Short task >> Copy out all the records exactly.

Dataset records >>
• • •

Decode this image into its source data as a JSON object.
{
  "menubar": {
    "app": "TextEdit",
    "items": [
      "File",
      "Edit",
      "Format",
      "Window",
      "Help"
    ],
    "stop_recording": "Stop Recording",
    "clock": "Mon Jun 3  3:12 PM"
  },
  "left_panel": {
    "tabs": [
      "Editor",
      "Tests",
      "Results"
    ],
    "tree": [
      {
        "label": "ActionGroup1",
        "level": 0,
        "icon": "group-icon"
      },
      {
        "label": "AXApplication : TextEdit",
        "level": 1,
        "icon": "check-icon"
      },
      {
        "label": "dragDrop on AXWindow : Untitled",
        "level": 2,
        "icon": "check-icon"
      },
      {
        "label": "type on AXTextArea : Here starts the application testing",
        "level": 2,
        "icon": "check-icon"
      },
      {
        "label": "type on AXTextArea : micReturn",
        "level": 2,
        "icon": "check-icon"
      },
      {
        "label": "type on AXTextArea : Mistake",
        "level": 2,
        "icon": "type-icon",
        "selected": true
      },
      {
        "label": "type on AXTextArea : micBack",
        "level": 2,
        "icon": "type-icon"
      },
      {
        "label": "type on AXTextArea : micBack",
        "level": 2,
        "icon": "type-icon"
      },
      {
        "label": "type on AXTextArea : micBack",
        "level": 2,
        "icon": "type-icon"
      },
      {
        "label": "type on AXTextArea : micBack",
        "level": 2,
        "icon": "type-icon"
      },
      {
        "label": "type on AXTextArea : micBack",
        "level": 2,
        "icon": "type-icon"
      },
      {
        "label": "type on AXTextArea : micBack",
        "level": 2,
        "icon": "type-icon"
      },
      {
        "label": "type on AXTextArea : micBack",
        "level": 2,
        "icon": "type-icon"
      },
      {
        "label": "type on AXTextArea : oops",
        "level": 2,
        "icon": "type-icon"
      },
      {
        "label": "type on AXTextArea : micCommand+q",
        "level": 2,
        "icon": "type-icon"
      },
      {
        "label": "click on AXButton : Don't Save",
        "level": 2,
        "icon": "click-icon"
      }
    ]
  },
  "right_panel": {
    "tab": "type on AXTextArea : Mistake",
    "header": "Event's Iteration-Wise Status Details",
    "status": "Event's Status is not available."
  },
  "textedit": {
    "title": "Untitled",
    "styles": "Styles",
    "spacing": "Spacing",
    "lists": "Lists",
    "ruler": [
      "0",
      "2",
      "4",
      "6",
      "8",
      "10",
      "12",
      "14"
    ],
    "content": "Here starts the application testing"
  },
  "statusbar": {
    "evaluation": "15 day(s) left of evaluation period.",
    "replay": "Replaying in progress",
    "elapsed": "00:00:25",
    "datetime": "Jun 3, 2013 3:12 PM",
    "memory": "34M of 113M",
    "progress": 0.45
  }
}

• • •

Reply >>
Decode this image into its source data as a JSON object.
{
  "menubar": {
    "app": "TextEdit",
    "items": [
      "File",
      "Edit",
      "Format",
      "Window",
      "Help"
    ],
    "stop_recording": "Stop Recording",
    "clock": "Mon Jun 3  3:12 PM"
  },
  "left_panel": {
    "tabs": [
      "Editor",
      "Tests",
      "Results"
    ],
    "tree": [
      {
        "label": "ActionGroup1",
        "level": 0,
        "icon": "group-icon"
      },
      {
        "label": "AXApplication : TextEdit",
        "level": 1,
        "icon": "check-icon"
      },
      {
        "label": "dragDrop on AXWindow : Untitled",
        "level": 2,
        "icon": "check-icon"
      },
      {
        "label": "type on AXTextArea : Here starts the application testing",
        "level": 2,
        "icon": "check-icon"
      },
      {
        "label": "type on AXTextArea : micReturn",
        "level": 2,
        "icon": "check-icon"
      },
      {
        "label": "type on AXTextArea : Mistake",
        "level": 2,
        "icon": "type-icon",
        "selected": true
      },
      {
        "label": "type on AXTextArea : micBack",
        "level": 2,
        "icon": "type-icon"
      },
      {
        "label": "type on AXTextArea : micBack",
        "level": 2,
        "icon": "type-icon"
      },
      {
        "label": "type on AXTextArea : micBack",
        "level": 2,
        "icon": "type-icon"
      },
      {
        "label": "type on AXTextArea : micBack",
        "level": 2,
        "icon": "type-icon"
      },
      {
        "label": "type on AXTextArea : micBack",
        "level": 2,
        "icon": "type-icon"
      },
      {
        "label": "type on AXTextArea : micBack",
        "level": 2,
        "icon": "type-icon"
      },
      {
        "label": "type on AXTextArea : micBack",
        "level": 2,
        "icon": "type-icon"
      },
      {
        "label": "type on AXTextArea : oops",
        "level": 2,
        "icon": "type-icon"
      },
      {
        "label": "type on AXTextArea : micCommand+q",
        "level": 2,
        "icon": "type-icon"
      },
      {
        "label": "click on AXButton : Don't Save",
        "level": 2,
        "icon": "click-icon"
      }
    ]
  },
  "right_panel": {
    "tab": "type on AXTextArea : Mistake",
    "header": "Event's Iteration-Wise Status Details",
    "status": "Event's Status is not available."
  },
  "textedit": {
    "title": "Untitled",
    "styles": "Styles",
    "spacing": "Spacing",
    "lists": "Lists",
    "ruler": [
      "0",
      "2",
      "4",
      "6",
      "8",
      "10",
      "12",
      "14"
    ],
    "content": "Here starts the application testing"
  },
  "statusbar": {
    "evaluation": "15 day(s) left of evaluation period.",
    "replay": "Replaying in progress",
    "elapsed": "00:00:25",
    "datetime": "Jun 3, 2013 3:12 PM",
    "memory": "34M of 113M",
    "progress": 0.45
  }
}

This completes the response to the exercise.